Dataset records:
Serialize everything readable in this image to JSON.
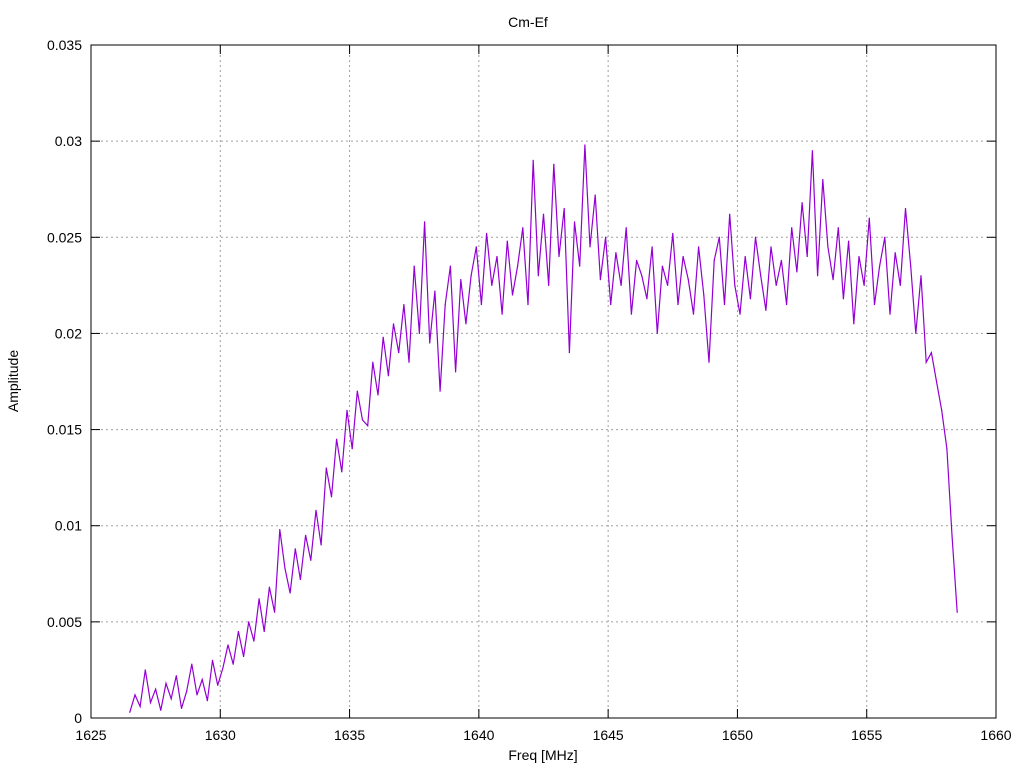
{
  "chart_data": {
    "type": "line",
    "title": "Cm-Ef",
    "xlabel": "Freq [MHz]",
    "ylabel": "Amplitude",
    "xlim": [
      1625,
      1660
    ],
    "ylim": [
      0,
      0.035
    ],
    "xticks": [
      "1625",
      "1630",
      "1635",
      "1640",
      "1645",
      "1650",
      "1655",
      "1660"
    ],
    "yticks": [
      "0",
      "0.005",
      "0.01",
      "0.015",
      "0.02",
      "0.025",
      "0.03",
      "0.035"
    ],
    "grid": true,
    "legend": "none",
    "series": [
      {
        "name": "Cm-Ef",
        "color": "#9400d3",
        "x_start": 1626.5,
        "x_step": 0.2,
        "values": [
          0.0003,
          0.0012,
          0.0006,
          0.0025,
          0.0008,
          0.0015,
          0.0004,
          0.0018,
          0.001,
          0.0022,
          0.0005,
          0.0014,
          0.0028,
          0.0012,
          0.002,
          0.0009,
          0.003,
          0.0017,
          0.0026,
          0.0038,
          0.0028,
          0.0045,
          0.0032,
          0.005,
          0.004,
          0.0062,
          0.0045,
          0.0068,
          0.0055,
          0.0098,
          0.0078,
          0.0065,
          0.0088,
          0.0072,
          0.0095,
          0.0082,
          0.0108,
          0.009,
          0.013,
          0.0115,
          0.0145,
          0.0128,
          0.016,
          0.014,
          0.017,
          0.0155,
          0.0152,
          0.0185,
          0.0168,
          0.0198,
          0.0178,
          0.0205,
          0.019,
          0.0215,
          0.0185,
          0.0235,
          0.02,
          0.0258,
          0.0195,
          0.0222,
          0.017,
          0.0215,
          0.0235,
          0.018,
          0.0228,
          0.0205,
          0.023,
          0.0245,
          0.0215,
          0.0252,
          0.0225,
          0.024,
          0.021,
          0.0248,
          0.022,
          0.0235,
          0.0255,
          0.0215,
          0.029,
          0.023,
          0.0262,
          0.0225,
          0.0288,
          0.024,
          0.0265,
          0.019,
          0.0258,
          0.0235,
          0.0298,
          0.0245,
          0.0272,
          0.0228,
          0.025,
          0.0215,
          0.0242,
          0.0225,
          0.0255,
          0.021,
          0.0238,
          0.023,
          0.0218,
          0.0245,
          0.02,
          0.0235,
          0.0225,
          0.0252,
          0.0215,
          0.024,
          0.0228,
          0.021,
          0.0245,
          0.022,
          0.0185,
          0.0238,
          0.025,
          0.0215,
          0.0262,
          0.0225,
          0.021,
          0.024,
          0.0218,
          0.025,
          0.023,
          0.0212,
          0.0245,
          0.0225,
          0.0238,
          0.0215,
          0.0255,
          0.0232,
          0.0268,
          0.024,
          0.0295,
          0.023,
          0.028,
          0.0245,
          0.0228,
          0.0255,
          0.0218,
          0.0248,
          0.0205,
          0.024,
          0.0225,
          0.026,
          0.0215,
          0.0235,
          0.025,
          0.021,
          0.0242,
          0.0225,
          0.0265,
          0.0235,
          0.02,
          0.023,
          0.0185,
          0.019,
          0.0175,
          0.016,
          0.014,
          0.0095,
          0.0055
        ]
      }
    ]
  }
}
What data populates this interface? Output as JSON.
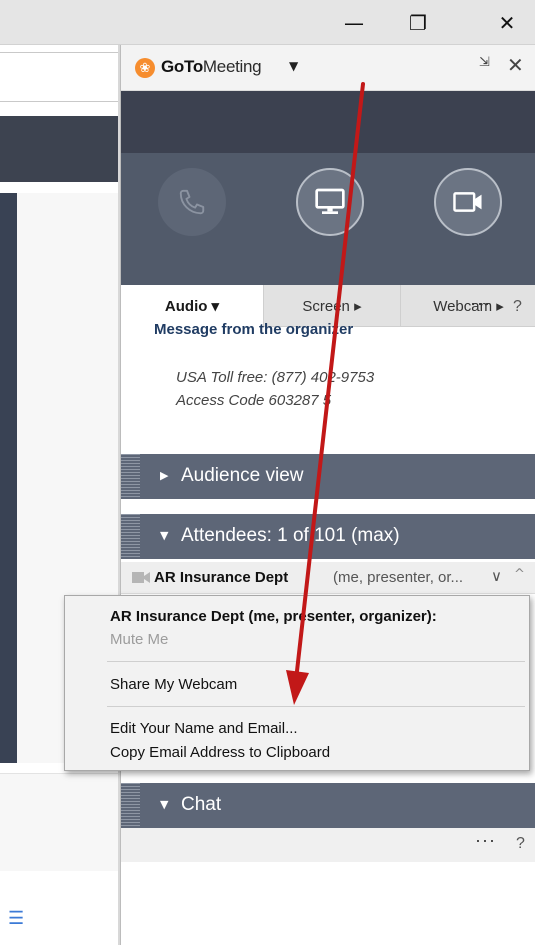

◆ Short exercise ◆
Retype all entries exactly as they appear, dropping the images.

◆ Expected answer ◆
Serialize everything readable in this image to JSON.
{
  "chart_data": {
    "type": "line",
    "title": "Cm-Ef",
    "xlabel": "Freq [MHz]",
    "ylabel": "Amplitude",
    "xlim": [
      1625,
      1660
    ],
    "ylim": [
      0,
      0.035
    ],
    "xticks": [
      "1625",
      "1630",
      "1635",
      "1640",
      "1645",
      "1650",
      "1655",
      "1660"
    ],
    "yticks": [
      "0",
      "0.005",
      "0.01",
      "0.015",
      "0.02",
      "0.025",
      "0.03",
      "0.035"
    ],
    "grid": true,
    "legend": "none",
    "series": [
      {
        "name": "Cm-Ef",
        "color": "#9400d3",
        "x_start": 1626.5,
        "x_step": 0.2,
        "values": [
          0.0003,
          0.0012,
          0.0006,
          0.0025,
          0.0008,
          0.0015,
          0.0004,
          0.0018,
          0.001,
          0.0022,
          0.0005,
          0.0014,
          0.0028,
          0.0012,
          0.002,
          0.0009,
          0.003,
          0.0017,
          0.0026,
          0.0038,
          0.0028,
          0.0045,
          0.0032,
          0.005,
          0.004,
          0.0062,
          0.0045,
          0.0068,
          0.0055,
          0.0098,
          0.0078,
          0.0065,
          0.0088,
          0.0072,
          0.0095,
          0.0082,
          0.0108,
          0.009,
          0.013,
          0.0115,
          0.0145,
          0.0128,
          0.016,
          0.014,
          0.017,
          0.0155,
          0.0152,
          0.0185,
          0.0168,
          0.0198,
          0.0178,
          0.0205,
          0.019,
          0.0215,
          0.0185,
          0.0235,
          0.02,
          0.0258,
          0.0195,
          0.0222,
          0.017,
          0.0215,
          0.0235,
          0.018,
          0.0228,
          0.0205,
          0.023,
          0.0245,
          0.0215,
          0.0252,
          0.0225,
          0.024,
          0.021,
          0.0248,
          0.022,
          0.0235,
          0.0255,
          0.0215,
          0.029,
          0.023,
          0.0262,
          0.0225,
          0.0288,
          0.024,
          0.0265,
          0.019,
          0.0258,
          0.0235,
          0.0298,
          0.0245,
          0.0272,
          0.0228,
          0.025,
          0.0215,
          0.0242,
          0.0225,
          0.0255,
          0.021,
          0.0238,
          0.023,
          0.0218,
          0.0245,
          0.02,
          0.0235,
          0.0225,
          0.0252,
          0.0215,
          0.024,
          0.0228,
          0.021,
          0.0245,
          0.022,
          0.0185,
          0.0238,
          0.025,
          0.0215,
          0.0262,
          0.0225,
          0.021,
          0.024,
          0.0218,
          0.025,
          0.023,
          0.0212,
          0.0245,
          0.0225,
          0.0238,
          0.0215,
          0.0255,
          0.0232,
          0.0268,
          0.024,
          0.0295,
          0.023,
          0.028,
          0.0245,
          0.0228,
          0.0255,
          0.0218,
          0.0248,
          0.0205,
          0.024,
          0.0225,
          0.026,
          0.0215,
          0.0235,
          0.025,
          0.021,
          0.0242,
          0.0225,
          0.0265,
          0.0235,
          0.02,
          0.023,
          0.0185,
          0.019,
          0.0175,
          0.016,
          0.014,
          0.0095,
          0.0055
        ]
      }
    ]
  }
}
What data populates this interface? Output as JSON.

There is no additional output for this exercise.